■ **TASK TO COMPLETE**
Pick out all lines in the listing holding the string "start" and copy them.

■ **MATERIAL**
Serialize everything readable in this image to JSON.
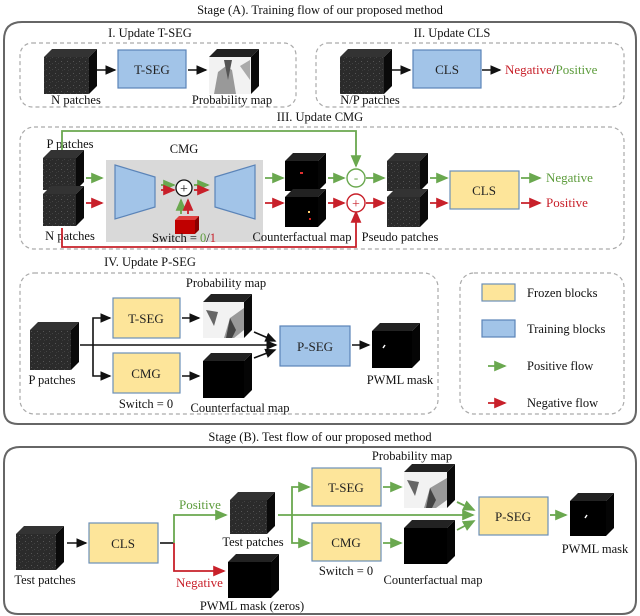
{
  "stage_a": {
    "title": "Stage (A). Training flow of our proposed method",
    "section1": {
      "title": "I. Update T-SEG",
      "input_label": "N patches",
      "block": "T-SEG",
      "output_label": "Probability map"
    },
    "section2": {
      "title": "II. Update CLS",
      "input_label": "N/P patches",
      "block": "CLS",
      "output_negative": "Negative",
      "output_slash": "/",
      "output_positive": "Positive"
    },
    "section3": {
      "title": "III. Update CMG",
      "p_label": "P patches",
      "n_label": "N patches",
      "cmg_label": "CMG",
      "switch_prefix": "Switch = ",
      "switch_zero": "0",
      "switch_slash": "/",
      "switch_one": "1",
      "cf_label": "Counterfactual map",
      "minus_symbol": "-",
      "plus_symbol": "+",
      "pseudo_label": "Pseudo patches",
      "cls_block": "CLS",
      "out_negative": "Negative",
      "out_positive": "Positive"
    },
    "section4": {
      "title": "IV. Update P-SEG",
      "input_label": "P patches",
      "tseg_block": "T-SEG",
      "cmg_block": "CMG",
      "switch_label": "Switch = 0",
      "prob_label": "Probability map",
      "cf_label": "Counterfactual map",
      "pseg_block": "P-SEG",
      "output_label": "PWML mask"
    },
    "legend": [
      {
        "label": "Frozen blocks",
        "kind": "frozen",
        "color": "#fde59a"
      },
      {
        "label": "Training blocks",
        "kind": "training",
        "color": "#a2c4e8"
      },
      {
        "label": "Positive flow",
        "kind": "arrow",
        "color": "#6aa84f"
      },
      {
        "label": "Negative flow",
        "kind": "arrow",
        "color": "#c8202a"
      }
    ]
  },
  "stage_b": {
    "title": "Stage (B). Test flow of our proposed method",
    "input_label": "Test patches",
    "cls_block": "CLS",
    "positive_label": "Positive",
    "negative_label": "Negative",
    "test_patches_label": "Test patches",
    "zeros_label": "PWML mask (zeros)",
    "tseg_block": "T-SEG",
    "cmg_block": "CMG",
    "switch_label": "Switch = 0",
    "prob_label": "Probability map",
    "cf_label": "Counterfactual map",
    "pseg_block": "P-SEG",
    "output_label": "PWML mask"
  },
  "colors": {
    "positive": "#6aa84f",
    "negative": "#c8202a",
    "frozen": "#fde59a",
    "training": "#a2c4e8"
  }
}
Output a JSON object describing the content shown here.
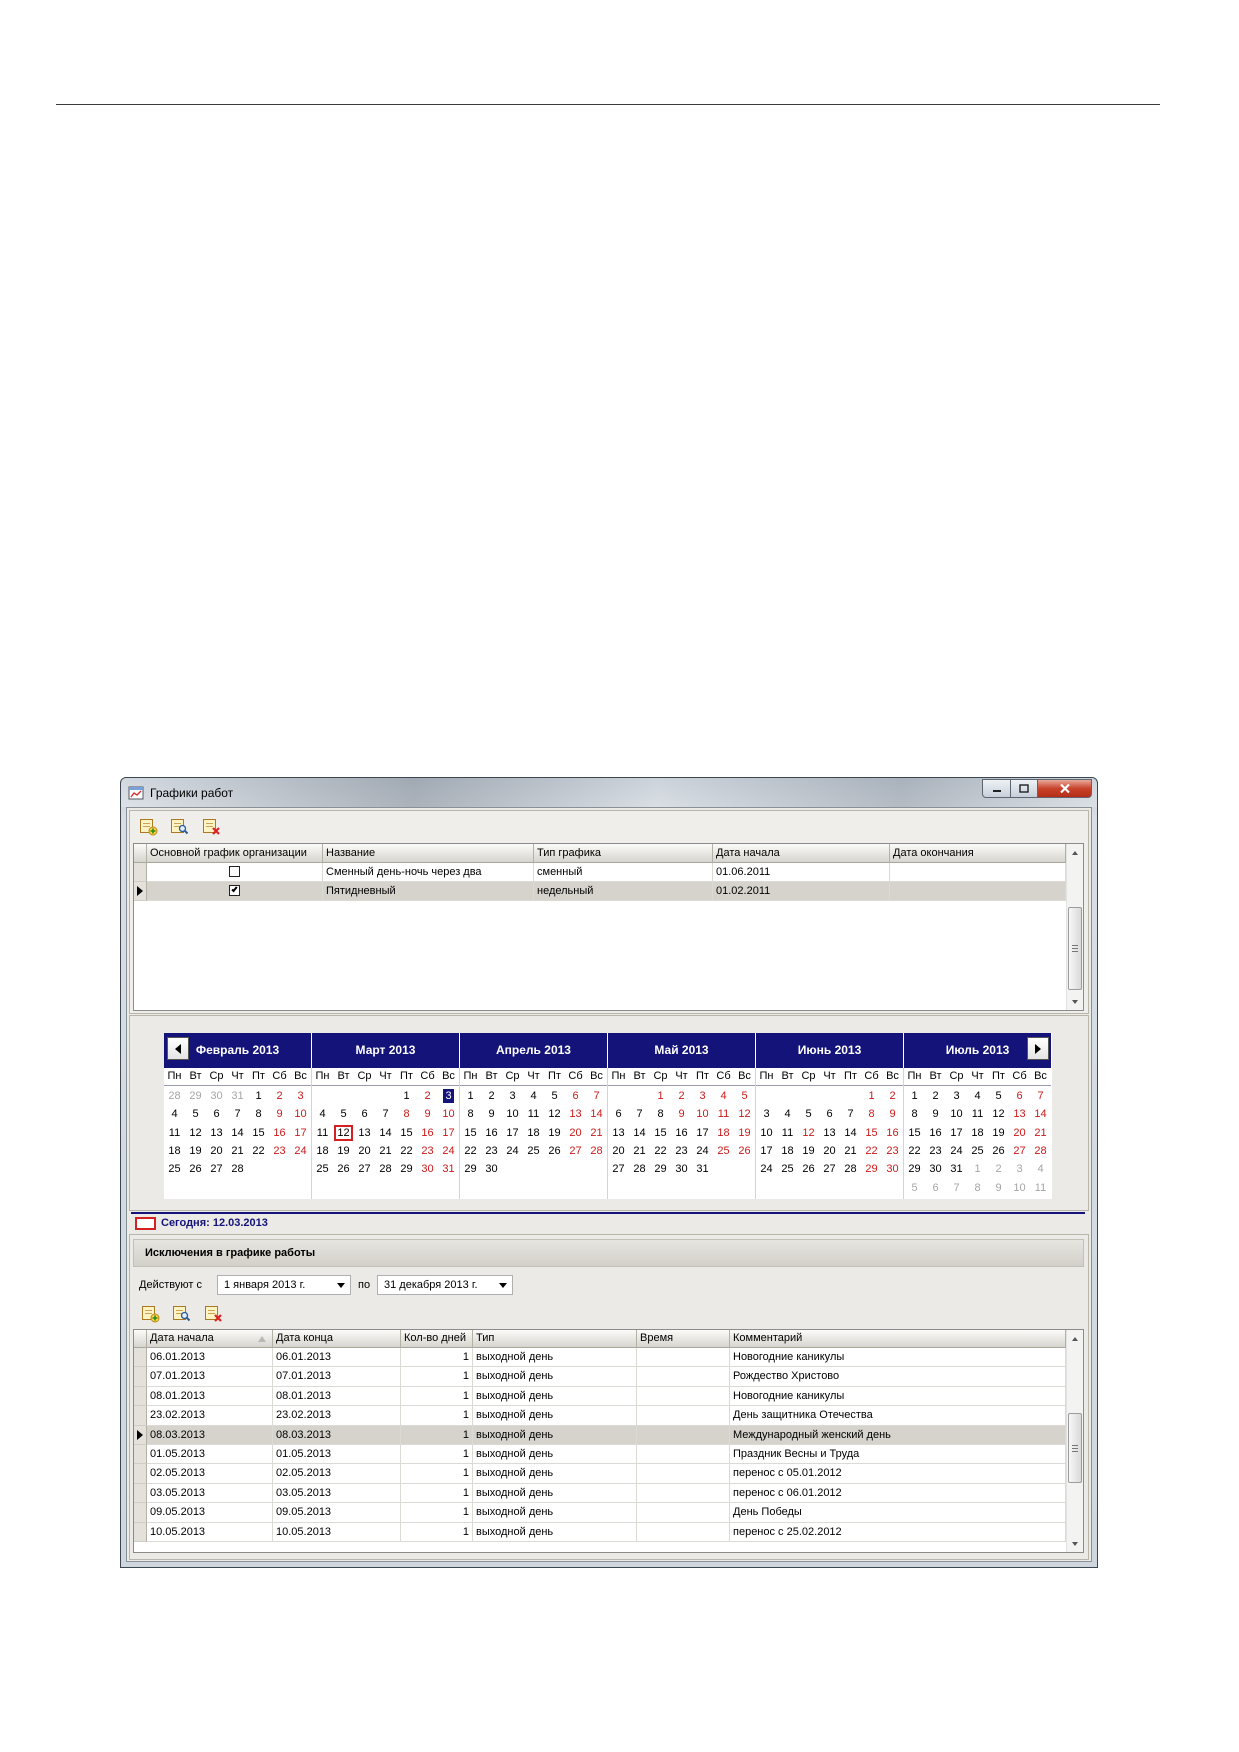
{
  "window": {
    "title": "Графики работ",
    "icon": "schedule-window-icon",
    "controls": [
      "minimize-icon",
      "maximize-icon",
      "close-icon"
    ]
  },
  "toolbar": {
    "icons": [
      "add-record-icon",
      "edit-record-icon",
      "delete-record-icon"
    ]
  },
  "schedules": {
    "columns": [
      "Основной график организации",
      "Название",
      "Тип графика",
      "Дата начала",
      "Дата окончания"
    ],
    "rows": [
      {
        "main": false,
        "name": "Сменный день-ночь через два",
        "type": "сменный",
        "start": "01.06.2011",
        "end": "",
        "selected": false
      },
      {
        "main": true,
        "name": "Пятидневный",
        "type": "недельный",
        "start": "01.02.2011",
        "end": "",
        "selected": true
      }
    ]
  },
  "calendar": {
    "day_names": [
      "Пн",
      "Вт",
      "Ср",
      "Чт",
      "Пт",
      "Сб",
      "Вс"
    ],
    "months": [
      {
        "name": "Февраль 2013",
        "weeks": [
          [
            {
              "d": "28",
              "k": "o"
            },
            {
              "d": "29",
              "k": "o"
            },
            {
              "d": "30",
              "k": "o"
            },
            {
              "d": "31",
              "k": "o"
            },
            "1",
            {
              "d": "2",
              "k": "r"
            },
            {
              "d": "3",
              "k": "r"
            }
          ],
          [
            "4",
            "5",
            "6",
            "7",
            "8",
            {
              "d": "9",
              "k": "r"
            },
            {
              "d": "10",
              "k": "r"
            }
          ],
          [
            "11",
            "12",
            "13",
            "14",
            "15",
            {
              "d": "16",
              "k": "r"
            },
            {
              "d": "17",
              "k": "r"
            }
          ],
          [
            "18",
            "19",
            "20",
            "21",
            "22",
            {
              "d": "23",
              "k": "r"
            },
            {
              "d": "24",
              "k": "r"
            }
          ],
          [
            "25",
            "26",
            "27",
            "28",
            "",
            "",
            ""
          ]
        ]
      },
      {
        "name": "Март 2013",
        "weeks": [
          [
            "",
            "",
            "",
            "",
            "1",
            {
              "d": "2",
              "k": "r"
            },
            {
              "d": "3",
              "k": "sel"
            }
          ],
          [
            "4",
            "5",
            "6",
            "7",
            {
              "d": "8",
              "k": "r"
            },
            {
              "d": "9",
              "k": "r"
            },
            {
              "d": "10",
              "k": "r"
            }
          ],
          [
            "11",
            {
              "d": "12",
              "k": "today"
            },
            "13",
            "14",
            "15",
            {
              "d": "16",
              "k": "r"
            },
            {
              "d": "17",
              "k": "r"
            }
          ],
          [
            "18",
            "19",
            "20",
            "21",
            "22",
            {
              "d": "23",
              "k": "r"
            },
            {
              "d": "24",
              "k": "r"
            }
          ],
          [
            "25",
            "26",
            "27",
            "28",
            "29",
            {
              "d": "30",
              "k": "r"
            },
            {
              "d": "31",
              "k": "r"
            }
          ]
        ]
      },
      {
        "name": "Апрель 2013",
        "weeks": [
          [
            "1",
            "2",
            "3",
            "4",
            "5",
            {
              "d": "6",
              "k": "r"
            },
            {
              "d": "7",
              "k": "r"
            }
          ],
          [
            "8",
            "9",
            "10",
            "11",
            "12",
            {
              "d": "13",
              "k": "r"
            },
            {
              "d": "14",
              "k": "r"
            }
          ],
          [
            "15",
            "16",
            "17",
            "18",
            "19",
            {
              "d": "20",
              "k": "r"
            },
            {
              "d": "21",
              "k": "r"
            }
          ],
          [
            "22",
            "23",
            "24",
            "25",
            "26",
            {
              "d": "27",
              "k": "r"
            },
            {
              "d": "28",
              "k": "r"
            }
          ],
          [
            "29",
            "30",
            "",
            "",
            "",
            "",
            ""
          ]
        ]
      },
      {
        "name": "Май 2013",
        "weeks": [
          [
            "",
            "",
            {
              "d": "1",
              "k": "r"
            },
            {
              "d": "2",
              "k": "r"
            },
            {
              "d": "3",
              "k": "r"
            },
            {
              "d": "4",
              "k": "r"
            },
            {
              "d": "5",
              "k": "r"
            }
          ],
          [
            "6",
            "7",
            "8",
            {
              "d": "9",
              "k": "r"
            },
            {
              "d": "10",
              "k": "r"
            },
            {
              "d": "11",
              "k": "r"
            },
            {
              "d": "12",
              "k": "r"
            }
          ],
          [
            "13",
            "14",
            "15",
            "16",
            "17",
            {
              "d": "18",
              "k": "r"
            },
            {
              "d": "19",
              "k": "r"
            }
          ],
          [
            "20",
            "21",
            "22",
            "23",
            "24",
            {
              "d": "25",
              "k": "r"
            },
            {
              "d": "26",
              "k": "r"
            }
          ],
          [
            "27",
            "28",
            "29",
            "30",
            "31",
            "",
            ""
          ]
        ]
      },
      {
        "name": "Июнь 2013",
        "weeks": [
          [
            "",
            "",
            "",
            "",
            "",
            {
              "d": "1",
              "k": "r"
            },
            {
              "d": "2",
              "k": "r"
            }
          ],
          [
            "3",
            "4",
            "5",
            "6",
            "7",
            {
              "d": "8",
              "k": "r"
            },
            {
              "d": "9",
              "k": "r"
            }
          ],
          [
            "10",
            "11",
            {
              "d": "12",
              "k": "r"
            },
            "13",
            "14",
            {
              "d": "15",
              "k": "r"
            },
            {
              "d": "16",
              "k": "r"
            }
          ],
          [
            "17",
            "18",
            "19",
            "20",
            "21",
            {
              "d": "22",
              "k": "r"
            },
            {
              "d": "23",
              "k": "r"
            }
          ],
          [
            "24",
            "25",
            "26",
            "27",
            "28",
            {
              "d": "29",
              "k": "r"
            },
            {
              "d": "30",
              "k": "r"
            }
          ]
        ]
      },
      {
        "name": "Июль 2013",
        "weeks": [
          [
            "1",
            "2",
            "3",
            "4",
            "5",
            {
              "d": "6",
              "k": "r"
            },
            {
              "d": "7",
              "k": "r"
            }
          ],
          [
            "8",
            "9",
            "10",
            "11",
            "12",
            {
              "d": "13",
              "k": "r"
            },
            {
              "d": "14",
              "k": "r"
            }
          ],
          [
            "15",
            "16",
            "17",
            "18",
            "19",
            {
              "d": "20",
              "k": "r"
            },
            {
              "d": "21",
              "k": "r"
            }
          ],
          [
            "22",
            "23",
            "24",
            "25",
            "26",
            {
              "d": "27",
              "k": "r"
            },
            {
              "d": "28",
              "k": "r"
            }
          ],
          [
            "29",
            "30",
            "31",
            {
              "d": "1",
              "k": "o"
            },
            {
              "d": "2",
              "k": "o"
            },
            {
              "d": "3",
              "k": "o"
            },
            {
              "d": "4",
              "k": "o"
            }
          ],
          [
            {
              "d": "5",
              "k": "o"
            },
            {
              "d": "6",
              "k": "o"
            },
            {
              "d": "7",
              "k": "o"
            },
            {
              "d": "8",
              "k": "o"
            },
            {
              "d": "9",
              "k": "o"
            },
            {
              "d": "10",
              "k": "o"
            },
            {
              "d": "11",
              "k": "o"
            }
          ]
        ]
      }
    ],
    "today_label": "Сегодня: 12.03.2013"
  },
  "exceptions": {
    "title": "Исключения в графике работы",
    "filter": {
      "from_label": "Действуют с",
      "from_value": "1 января 2013 г.",
      "to_label": "по",
      "to_value": "31 декабря 2013 г."
    },
    "columns": [
      "Дата начала",
      "Дата конца",
      "Кол-во дней",
      "Тип",
      "Время",
      "Комментарий"
    ],
    "rows": [
      {
        "start": "06.01.2013",
        "end": "06.01.2013",
        "days": "1",
        "type": "выходной день",
        "time": "",
        "comment": "Новогодние каникулы",
        "selected": false
      },
      {
        "start": "07.01.2013",
        "end": "07.01.2013",
        "days": "1",
        "type": "выходной день",
        "time": "",
        "comment": "Рождество Христово",
        "selected": false
      },
      {
        "start": "08.01.2013",
        "end": "08.01.2013",
        "days": "1",
        "type": "выходной день",
        "time": "",
        "comment": "Новогодние каникулы",
        "selected": false
      },
      {
        "start": "23.02.2013",
        "end": "23.02.2013",
        "days": "1",
        "type": "выходной день",
        "time": "",
        "comment": "День защитника Отечества",
        "selected": false
      },
      {
        "start": "08.03.2013",
        "end": "08.03.2013",
        "days": "1",
        "type": "выходной день",
        "time": "",
        "comment": "Международный женский день",
        "selected": true
      },
      {
        "start": "01.05.2013",
        "end": "01.05.2013",
        "days": "1",
        "type": "выходной день",
        "time": "",
        "comment": "Праздник Весны и Труда",
        "selected": false
      },
      {
        "start": "02.05.2013",
        "end": "02.05.2013",
        "days": "1",
        "type": "выходной день",
        "time": "",
        "comment": "перенос с 05.01.2012",
        "selected": false
      },
      {
        "start": "03.05.2013",
        "end": "03.05.2013",
        "days": "1",
        "type": "выходной день",
        "time": "",
        "comment": "перенос с 06.01.2012",
        "selected": false
      },
      {
        "start": "09.05.2013",
        "end": "09.05.2013",
        "days": "1",
        "type": "выходной день",
        "time": "",
        "comment": "День Победы",
        "selected": false
      },
      {
        "start": "10.05.2013",
        "end": "10.05.2013",
        "days": "1",
        "type": "выходной день",
        "time": "",
        "comment": "перенос с 25.02.2012",
        "selected": false
      }
    ]
  },
  "colors": {
    "calendar_header": "#13137a",
    "weekend": "#cc1a1a",
    "other_month": "#a6a6a6",
    "today_marker": "#d42020",
    "selected_row": "#d6d3cc"
  }
}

■ **COMPLETED EXERCISE**
        "start": "01.06.2011",
        "start": "01.02.2011",
        "start": "06.01.2013",
        "start": "07.01.2013",
        "start": "08.01.2013",
        "start": "23.02.2013",
        "start": "08.03.2013",
        "start": "01.05.2013",
        "start": "02.05.2013",
        "start": "03.05.2013",
        "start": "09.05.2013",
        "start": "10.05.2013",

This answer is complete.